PROBLEM DESCRIPTION:
Produce a verbatim transcription of all records.

** GIVEN DATA follows **

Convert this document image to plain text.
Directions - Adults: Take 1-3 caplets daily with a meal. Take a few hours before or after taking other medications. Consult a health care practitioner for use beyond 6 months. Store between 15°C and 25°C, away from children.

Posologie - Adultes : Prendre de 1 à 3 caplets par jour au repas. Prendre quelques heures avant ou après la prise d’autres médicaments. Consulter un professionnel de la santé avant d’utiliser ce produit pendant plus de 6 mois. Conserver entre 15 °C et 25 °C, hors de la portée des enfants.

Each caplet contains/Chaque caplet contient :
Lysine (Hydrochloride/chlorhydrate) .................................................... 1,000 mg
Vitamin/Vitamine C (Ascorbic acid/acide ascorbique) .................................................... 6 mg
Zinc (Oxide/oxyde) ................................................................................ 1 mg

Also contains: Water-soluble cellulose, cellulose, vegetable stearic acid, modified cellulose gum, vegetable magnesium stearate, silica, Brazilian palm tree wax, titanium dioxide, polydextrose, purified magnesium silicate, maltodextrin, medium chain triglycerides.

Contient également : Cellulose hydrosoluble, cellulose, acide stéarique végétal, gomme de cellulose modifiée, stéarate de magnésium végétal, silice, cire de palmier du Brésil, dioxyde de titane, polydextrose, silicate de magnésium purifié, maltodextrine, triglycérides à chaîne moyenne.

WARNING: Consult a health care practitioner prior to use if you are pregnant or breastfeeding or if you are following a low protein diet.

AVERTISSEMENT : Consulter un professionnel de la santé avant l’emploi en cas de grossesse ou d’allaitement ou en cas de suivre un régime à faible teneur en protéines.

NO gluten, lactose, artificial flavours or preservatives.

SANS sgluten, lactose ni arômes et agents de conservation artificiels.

** End of GIVEN DATA **

RESPONSE TO THIS EXERCISE:
Convert this document image to plain text.
Directions - Adults: Take 1-3 caplets daily with a meal. Take a few hours before or after taking other medications. Consult a health care practitioner for use beyond 6 months. Store between 15°C and 25°C, away from children.

Posologie - Adultes : Prendre de 1 à 3 caplets par jour au repas. Prendre quelques heures avant ou après la prise d’autres médicaments. Consulter un professionnel de la santé avant d’utiliser ce produit pendant plus de 6 mois. Conserver entre 15 °C et 25 °C, hors de la portée des enfants.

Each caplet contains/Chaque caplet contient :
Lysine (Hydrochloride/chlorhydrate) .................................................... 1,000 mg
Vitamin/Vitamine C (Ascorbic acid/acide ascorbique) .................................................... 6 mg
Zinc (Oxide/oxyde) ................................................................................ 1 mg

Also contains: Water-soluble cellulose, cellulose, vegetable stearic acid, modified cellulose gum, vegetable magnesium stearate, silica, Brazilian palm tree wax, titanium dioxide, polydextrose, purified magnesium silicate, maltodextrin, medium chain triglycerides.

Contient également : Cellulose hydrosoluble, cellulose, acide stéarique végétal, gomme de cellulose modifiée, stéarate de magnésium végétal, silice, cire de palmier du Brésil, dioxyde de titane, polydextrose, silicate de magnésium purifié, maltodextrine, triglycérides à chaîne moyenne.

WARNING: Consult a health care practitioner prior to use if you are pregnant or breastfeeding or if you are following a low protein diet.

AVERTISSEMENT : Consulter un professionnel de la santé avant l’emploi en cas de grossesse ou d’allaitement ou en cas de suivre un régime à faible teneur en protéines.

NO gluten, lactose, artificial flavours or preservatives.

SANS sgluten, lactose ni arômes et agents de conservation artificiels.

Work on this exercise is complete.